## Problem description
All of the records listed below should be retyped exactly.

***

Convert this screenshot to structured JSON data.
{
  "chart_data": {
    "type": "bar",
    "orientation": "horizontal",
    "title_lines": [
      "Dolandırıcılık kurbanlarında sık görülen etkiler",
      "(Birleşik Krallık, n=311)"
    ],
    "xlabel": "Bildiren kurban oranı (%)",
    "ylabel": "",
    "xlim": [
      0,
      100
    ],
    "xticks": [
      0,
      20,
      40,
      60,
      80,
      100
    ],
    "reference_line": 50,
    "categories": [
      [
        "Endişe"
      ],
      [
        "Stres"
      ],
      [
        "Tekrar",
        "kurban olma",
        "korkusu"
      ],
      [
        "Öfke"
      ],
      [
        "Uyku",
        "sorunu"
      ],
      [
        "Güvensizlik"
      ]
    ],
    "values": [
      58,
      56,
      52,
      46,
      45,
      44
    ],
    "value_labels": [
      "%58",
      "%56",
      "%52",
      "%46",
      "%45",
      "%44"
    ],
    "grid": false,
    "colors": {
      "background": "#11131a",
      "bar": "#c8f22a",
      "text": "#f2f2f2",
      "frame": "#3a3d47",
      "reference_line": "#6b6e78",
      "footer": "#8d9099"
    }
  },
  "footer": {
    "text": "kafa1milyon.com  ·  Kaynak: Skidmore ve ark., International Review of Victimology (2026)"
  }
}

***

## Completed exercise
Convert this screenshot to structured JSON data.
{
  "chart_data": {
    "type": "bar",
    "orientation": "horizontal",
    "title_lines": [
      "Dolandırıcılık kurbanlarında sık görülen etkiler",
      "(Birleşik Krallık, n=311)"
    ],
    "xlabel": "Bildiren kurban oranı (%)",
    "ylabel": "",
    "xlim": [
      0,
      100
    ],
    "xticks": [
      0,
      20,
      40,
      60,
      80,
      100
    ],
    "reference_line": 50,
    "categories": [
      [
        "Endişe"
      ],
      [
        "Stres"
      ],
      [
        "Tekrar",
        "kurban olma",
        "korkusu"
      ],
      [
        "Öfke"
      ],
      [
        "Uyku",
        "sorunu"
      ],
      [
        "Güvensizlik"
      ]
    ],
    "values": [
      58,
      56,
      52,
      46,
      45,
      44
    ],
    "value_labels": [
      "%58",
      "%56",
      "%52",
      "%46",
      "%45",
      "%44"
    ],
    "grid": false,
    "colors": {
      "background": "#11131a",
      "bar": "#c8f22a",
      "text": "#f2f2f2",
      "frame": "#3a3d47",
      "reference_line": "#6b6e78",
      "footer": "#8d9099"
    }
  },
  "footer": {
    "text": "kafa1milyon.com  ·  Kaynak: Skidmore ve ark., International Review of Victimology (2026)"
  }
}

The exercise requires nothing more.